Dataset records
****************

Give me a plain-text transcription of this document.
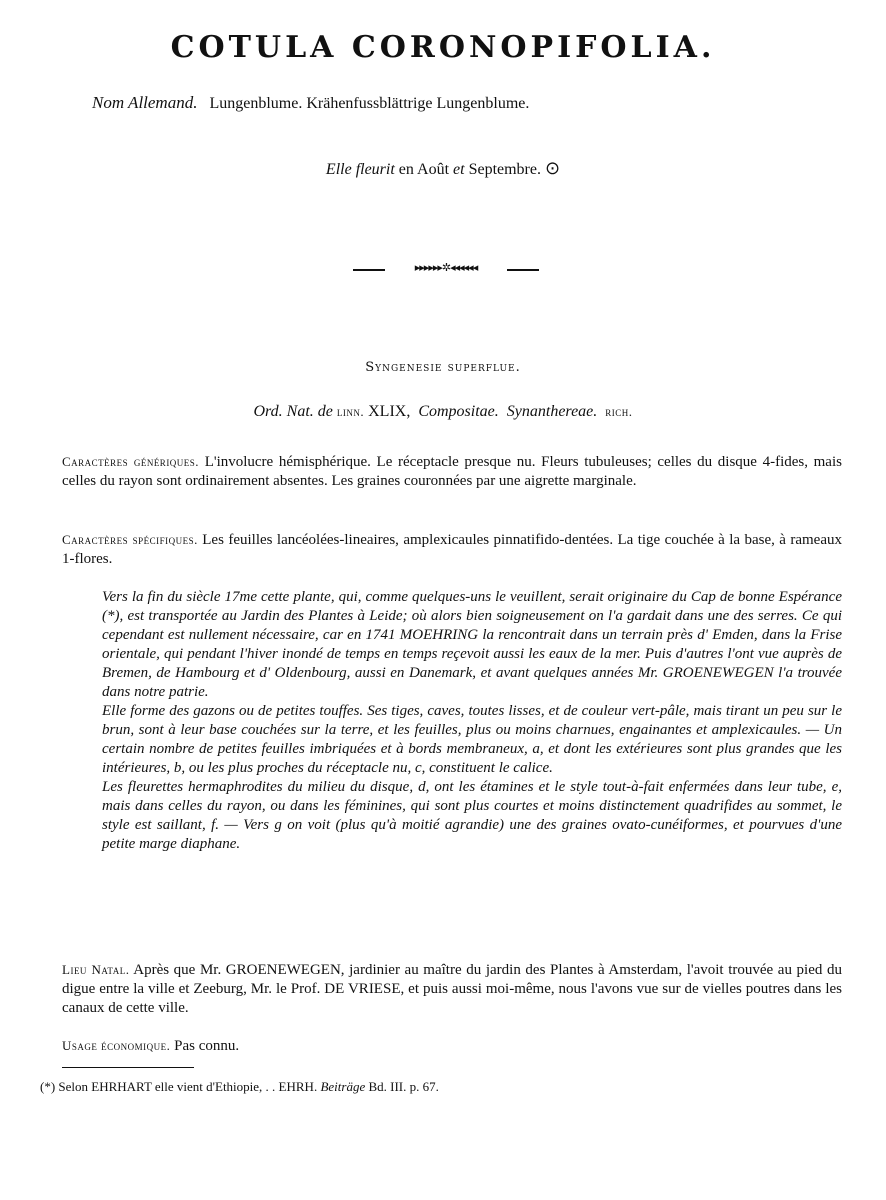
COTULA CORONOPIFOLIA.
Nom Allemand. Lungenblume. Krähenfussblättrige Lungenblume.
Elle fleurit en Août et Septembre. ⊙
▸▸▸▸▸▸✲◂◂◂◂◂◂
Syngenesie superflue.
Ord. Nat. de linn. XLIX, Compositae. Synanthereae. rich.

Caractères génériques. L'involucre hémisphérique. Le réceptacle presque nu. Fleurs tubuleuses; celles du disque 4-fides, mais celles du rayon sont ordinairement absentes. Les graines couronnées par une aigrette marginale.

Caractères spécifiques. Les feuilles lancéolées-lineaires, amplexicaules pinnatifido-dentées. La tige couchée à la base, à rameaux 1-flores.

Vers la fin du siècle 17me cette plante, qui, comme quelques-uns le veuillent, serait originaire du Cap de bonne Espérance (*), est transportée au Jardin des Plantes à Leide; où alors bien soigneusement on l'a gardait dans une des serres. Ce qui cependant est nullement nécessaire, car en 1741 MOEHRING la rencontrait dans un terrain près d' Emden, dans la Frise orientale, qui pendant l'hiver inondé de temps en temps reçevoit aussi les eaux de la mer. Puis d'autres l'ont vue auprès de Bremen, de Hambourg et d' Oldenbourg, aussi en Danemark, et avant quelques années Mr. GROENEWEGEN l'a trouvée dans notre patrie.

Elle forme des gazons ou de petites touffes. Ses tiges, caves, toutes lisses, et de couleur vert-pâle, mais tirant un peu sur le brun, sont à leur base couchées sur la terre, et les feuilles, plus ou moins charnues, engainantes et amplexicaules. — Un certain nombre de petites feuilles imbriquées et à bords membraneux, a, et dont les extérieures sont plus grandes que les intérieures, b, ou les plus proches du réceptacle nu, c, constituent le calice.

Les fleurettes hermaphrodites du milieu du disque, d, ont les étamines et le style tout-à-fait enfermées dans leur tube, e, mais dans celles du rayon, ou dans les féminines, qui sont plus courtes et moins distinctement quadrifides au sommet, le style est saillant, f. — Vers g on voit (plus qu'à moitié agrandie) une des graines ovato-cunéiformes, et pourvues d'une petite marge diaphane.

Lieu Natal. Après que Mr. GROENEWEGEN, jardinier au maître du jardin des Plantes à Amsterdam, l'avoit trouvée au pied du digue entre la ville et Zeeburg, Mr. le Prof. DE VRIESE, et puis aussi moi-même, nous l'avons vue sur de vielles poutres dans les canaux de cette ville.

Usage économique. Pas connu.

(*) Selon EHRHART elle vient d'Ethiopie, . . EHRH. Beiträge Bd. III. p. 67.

****************

* [WHAT YOU ARE ASKED TO DO] Write out the records above exactly as they stand, leaving out every picture.

* [COMPLETED EXERCISE]
Give me a plain-text transcription of this document.
COTULA CORONOPIFOLIA.
Nom Allemand. Lungenblume. Krähenfussblättrige Lungenblume.
Elle fleurit en Août et Septembre. ⊙
▸▸▸▸▸▸✲◂◂◂◂◂◂
Syngenesie superflue.
Ord. Nat. de linn. XLIX, Compositae. Synanthereae. rich.

Caractères génériques. L'involucre hémisphérique. Le réceptacle presque nu. Fleurs tubuleuses; celles du disque 4-fides, mais celles du rayon sont ordinairement absentes. Les graines couronnées par une aigrette marginale.

Caractères spécifiques. Les feuilles lancéolées-lineaires, amplexicaules pinnatifido-dentées. La tige couchée à la base, à rameaux 1-flores.

Vers la fin du siècle 17me cette plante, qui, comme quelques-uns le veuillent, serait originaire du Cap de bonne Espérance (*), est transportée au Jardin des Plantes à Leide; où alors bien soigneusement on l'a gardait dans une des serres. Ce qui cependant est nullement nécessaire, car en 1741 MOEHRING la rencontrait dans un terrain près d' Emden, dans la Frise orientale, qui pendant l'hiver inondé de temps en temps reçevoit aussi les eaux de la mer. Puis d'autres l'ont vue auprès de Bremen, de Hambourg et d' Oldenbourg, aussi en Danemark, et avant quelques années Mr. GROENEWEGEN l'a trouvée dans notre patrie.

Elle forme des gazons ou de petites touffes. Ses tiges, caves, toutes lisses, et de couleur vert-pâle, mais tirant un peu sur le brun, sont à leur base couchées sur la terre, et les feuilles, plus ou moins charnues, engainantes et amplexicaules. — Un certain nombre de petites feuilles imbriquées et à bords membraneux, a, et dont les extérieures sont plus grandes que les intérieures, b, ou les plus proches du réceptacle nu, c, constituent le calice.

Les fleurettes hermaphrodites du milieu du disque, d, ont les étamines et le style tout-à-fait enfermées dans leur tube, e, mais dans celles du rayon, ou dans les féminines, qui sont plus courtes et moins distinctement quadrifides au sommet, le style est saillant, f. — Vers g on voit (plus qu'à moitié agrandie) une des graines ovato-cunéiformes, et pourvues d'une petite marge diaphane.

Lieu Natal. Après que Mr. GROENEWEGEN, jardinier au maître du jardin des Plantes à Amsterdam, l'avoit trouvée au pied du digue entre la ville et Zeeburg, Mr. le Prof. DE VRIESE, et puis aussi moi-même, nous l'avons vue sur de vielles poutres dans les canaux de cette ville.

Usage économique. Pas connu.

(*) Selon EHRHART elle vient d'Ethiopie, . . EHRH. Beiträge Bd. III. p. 67.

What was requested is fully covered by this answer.